Reproduce the listing below verbatim, every line in its original order and unchanged.

***

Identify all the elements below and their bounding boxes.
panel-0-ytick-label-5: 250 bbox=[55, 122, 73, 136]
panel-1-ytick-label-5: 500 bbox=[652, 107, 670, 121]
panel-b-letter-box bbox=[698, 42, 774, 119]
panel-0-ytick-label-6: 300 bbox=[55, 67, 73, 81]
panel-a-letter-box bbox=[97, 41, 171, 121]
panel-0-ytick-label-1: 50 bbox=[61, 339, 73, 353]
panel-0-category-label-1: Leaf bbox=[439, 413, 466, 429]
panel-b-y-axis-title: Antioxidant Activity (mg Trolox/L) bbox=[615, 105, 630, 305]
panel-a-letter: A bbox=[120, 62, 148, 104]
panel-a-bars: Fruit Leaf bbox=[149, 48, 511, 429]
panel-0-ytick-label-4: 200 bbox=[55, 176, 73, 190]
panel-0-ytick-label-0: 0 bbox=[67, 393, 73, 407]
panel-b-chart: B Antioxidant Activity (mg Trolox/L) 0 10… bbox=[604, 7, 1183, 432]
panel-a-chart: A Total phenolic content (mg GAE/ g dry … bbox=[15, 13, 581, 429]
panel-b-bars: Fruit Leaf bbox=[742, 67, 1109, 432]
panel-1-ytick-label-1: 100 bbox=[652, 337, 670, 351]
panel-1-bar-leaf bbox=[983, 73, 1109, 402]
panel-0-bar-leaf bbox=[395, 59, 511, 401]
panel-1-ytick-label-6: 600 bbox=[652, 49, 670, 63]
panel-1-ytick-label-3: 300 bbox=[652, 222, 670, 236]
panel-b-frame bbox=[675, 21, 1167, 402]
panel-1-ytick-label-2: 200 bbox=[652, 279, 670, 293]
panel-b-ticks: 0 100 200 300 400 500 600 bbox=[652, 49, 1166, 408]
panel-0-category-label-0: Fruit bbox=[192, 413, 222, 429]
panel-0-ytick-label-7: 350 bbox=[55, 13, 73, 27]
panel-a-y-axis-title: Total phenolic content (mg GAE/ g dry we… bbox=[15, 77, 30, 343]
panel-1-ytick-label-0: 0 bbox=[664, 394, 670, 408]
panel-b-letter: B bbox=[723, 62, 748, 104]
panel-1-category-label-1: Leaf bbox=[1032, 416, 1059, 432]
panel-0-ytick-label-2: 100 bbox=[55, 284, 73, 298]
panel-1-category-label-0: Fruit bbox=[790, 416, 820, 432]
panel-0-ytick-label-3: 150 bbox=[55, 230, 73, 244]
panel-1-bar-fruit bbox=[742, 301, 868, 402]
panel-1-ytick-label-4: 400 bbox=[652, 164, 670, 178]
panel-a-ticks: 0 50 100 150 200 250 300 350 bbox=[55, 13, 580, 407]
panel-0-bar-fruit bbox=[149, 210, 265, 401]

***

The solution:
Identify all the elements below and their bounding boxes.
panel-0-ytick-label-5: 250 bbox=[55, 122, 73, 136]
panel-1-ytick-label-5: 500 bbox=[652, 107, 670, 121]
panel-b-letter-box bbox=[698, 42, 774, 119]
panel-0-ytick-label-6: 300 bbox=[55, 67, 73, 81]
panel-a-letter-box bbox=[97, 41, 171, 121]
panel-0-ytick-label-1: 50 bbox=[61, 339, 73, 353]
panel-0-category-label-1: Leaf bbox=[439, 413, 466, 429]
panel-b-y-axis-title: Antioxidant Activity (mg Trolox/L) bbox=[615, 105, 630, 305]
panel-a-letter: A bbox=[120, 62, 148, 104]
panel-a-bars: Fruit Leaf bbox=[149, 48, 511, 429]
panel-0-ytick-label-4: 200 bbox=[55, 176, 73, 190]
panel-0-ytick-label-0: 0 bbox=[67, 393, 73, 407]
panel-b-chart: B Antioxidant Activity (mg Trolox/L) 0 10… bbox=[604, 7, 1183, 432]
panel-a-chart: A Total phenolic content (mg GAE/ g dry … bbox=[15, 13, 581, 429]
panel-b-bars: Fruit Leaf bbox=[742, 67, 1109, 432]
panel-1-ytick-label-1: 100 bbox=[652, 337, 670, 351]
panel-1-bar-leaf bbox=[983, 73, 1109, 402]
panel-0-bar-leaf bbox=[395, 59, 511, 401]
panel-1-ytick-label-6: 600 bbox=[652, 49, 670, 63]
panel-1-ytick-label-3: 300 bbox=[652, 222, 670, 236]
panel-b-frame bbox=[675, 21, 1167, 402]
panel-1-ytick-label-2: 200 bbox=[652, 279, 670, 293]
panel-b-ticks: 0 100 200 300 400 500 600 bbox=[652, 49, 1166, 408]
panel-0-category-label-0: Fruit bbox=[192, 413, 222, 429]
panel-0-ytick-label-7: 350 bbox=[55, 13, 73, 27]
panel-a-y-axis-title: Total phenolic content (mg GAE/ g dry we… bbox=[15, 77, 30, 343]
panel-1-ytick-label-0: 0 bbox=[664, 394, 670, 408]
panel-b-letter: B bbox=[723, 62, 748, 104]
panel-1-category-label-1: Leaf bbox=[1032, 416, 1059, 432]
panel-0-ytick-label-2: 100 bbox=[55, 284, 73, 298]
panel-1-category-label-0: Fruit bbox=[790, 416, 820, 432]
panel-0-ytick-label-3: 150 bbox=[55, 230, 73, 244]
panel-1-bar-fruit bbox=[742, 301, 868, 402]
panel-1-ytick-label-4: 400 bbox=[652, 164, 670, 178]
panel-a-ticks: 0 50 100 150 200 250 300 350 bbox=[55, 13, 580, 407]
panel-0-bar-fruit bbox=[149, 210, 265, 401]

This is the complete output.